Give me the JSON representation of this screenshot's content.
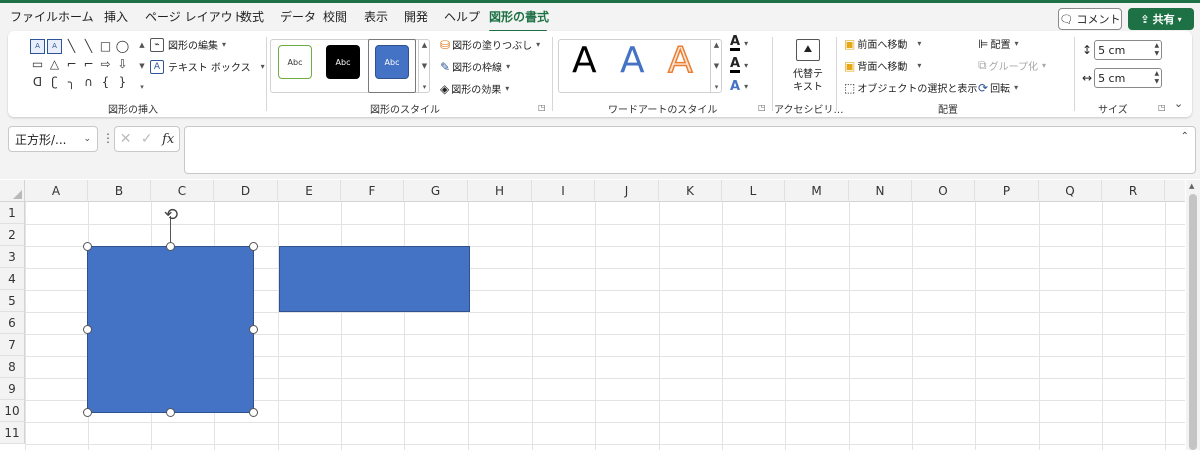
{
  "menu": [
    "ファイル",
    "ホーム",
    "挿入",
    "ページ レイアウト",
    "数式",
    "データ",
    "校閲",
    "表示",
    "開発",
    "ヘルプ",
    "図形の書式"
  ],
  "active_tab": "図形の書式",
  "comment_label": "コメント",
  "share_label": "共有",
  "groups": {
    "insert_shapes": {
      "label": "図形の挿入",
      "edit_shape": "図形の編集",
      "text_box": "テキスト ボックス"
    },
    "shape_styles": {
      "label": "図形のスタイル",
      "tiles": [
        "Abc",
        "Abc",
        "Abc"
      ],
      "fill": "図形の塗りつぶし",
      "outline": "図形の枠線",
      "effects": "図形の効果"
    },
    "wordart": {
      "label": "ワードアートのスタイル",
      "letters": [
        "A",
        "A",
        "A"
      ],
      "text_fill_icon": "A",
      "text_outline_icon": "A",
      "text_effects_icon": "A"
    },
    "accessibility": {
      "label": "アクセシビリ…",
      "alt_text_line1": "代替テ",
      "alt_text_line2": "キスト"
    },
    "arrange": {
      "label": "配置",
      "bring_forward": "前面へ移動",
      "send_backward": "背面へ移動",
      "selection_pane": "オブジェクトの選択と表示",
      "align": "配置",
      "group": "グループ化",
      "rotate": "回転"
    },
    "size": {
      "label": "サイズ",
      "height": "5 cm",
      "width": "5 cm"
    }
  },
  "formula_bar": {
    "name_box": "正方形/...",
    "fx": "fx",
    "cancel": "✕",
    "enter": "✓",
    "formula": ""
  },
  "columns": [
    "A",
    "B",
    "C",
    "D",
    "E",
    "F",
    "G",
    "H",
    "I",
    "J",
    "K",
    "L",
    "M",
    "N",
    "O",
    "P",
    "Q",
    "R"
  ],
  "rows": [
    "1",
    "2",
    "3",
    "4",
    "5",
    "6",
    "7",
    "8",
    "9",
    "10",
    "11"
  ],
  "colors": {
    "accent": "#1e7145",
    "shape_fill": "#4472c4",
    "shape_border": "#2f528f",
    "ribbon_bg": "#f3f3f3"
  }
}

....

Drop the pictures and reproduce the rest of the entries above exactly.

§ The completed task:
Give me the JSON representation of this screenshot's content.
{
  "menu": [
    "ファイル",
    "ホーム",
    "挿入",
    "ページ レイアウト",
    "数式",
    "データ",
    "校閲",
    "表示",
    "開発",
    "ヘルプ",
    "図形の書式"
  ],
  "active_tab": "図形の書式",
  "comment_label": "コメント",
  "share_label": "共有",
  "groups": {
    "insert_shapes": {
      "label": "図形の挿入",
      "edit_shape": "図形の編集",
      "text_box": "テキスト ボックス"
    },
    "shape_styles": {
      "label": "図形のスタイル",
      "tiles": [
        "Abc",
        "Abc",
        "Abc"
      ],
      "fill": "図形の塗りつぶし",
      "outline": "図形の枠線",
      "effects": "図形の効果"
    },
    "wordart": {
      "label": "ワードアートのスタイル",
      "letters": [
        "A",
        "A",
        "A"
      ],
      "text_fill_icon": "A",
      "text_outline_icon": "A",
      "text_effects_icon": "A"
    },
    "accessibility": {
      "label": "アクセシビリ…",
      "alt_text_line1": "代替テ",
      "alt_text_line2": "キスト"
    },
    "arrange": {
      "label": "配置",
      "bring_forward": "前面へ移動",
      "send_backward": "背面へ移動",
      "selection_pane": "オブジェクトの選択と表示",
      "align": "配置",
      "group": "グループ化",
      "rotate": "回転"
    },
    "size": {
      "label": "サイズ",
      "height": "5 cm",
      "width": "5 cm"
    }
  },
  "formula_bar": {
    "name_box": "正方形/...",
    "fx": "fx",
    "cancel": "✕",
    "enter": "✓",
    "formula": ""
  },
  "columns": [
    "A",
    "B",
    "C",
    "D",
    "E",
    "F",
    "G",
    "H",
    "I",
    "J",
    "K",
    "L",
    "M",
    "N",
    "O",
    "P",
    "Q",
    "R"
  ],
  "rows": [
    "1",
    "2",
    "3",
    "4",
    "5",
    "6",
    "7",
    "8",
    "9",
    "10",
    "11"
  ],
  "colors": {
    "accent": "#1e7145",
    "shape_fill": "#4472c4",
    "shape_border": "#2f528f",
    "ribbon_bg": "#f3f3f3"
  }
}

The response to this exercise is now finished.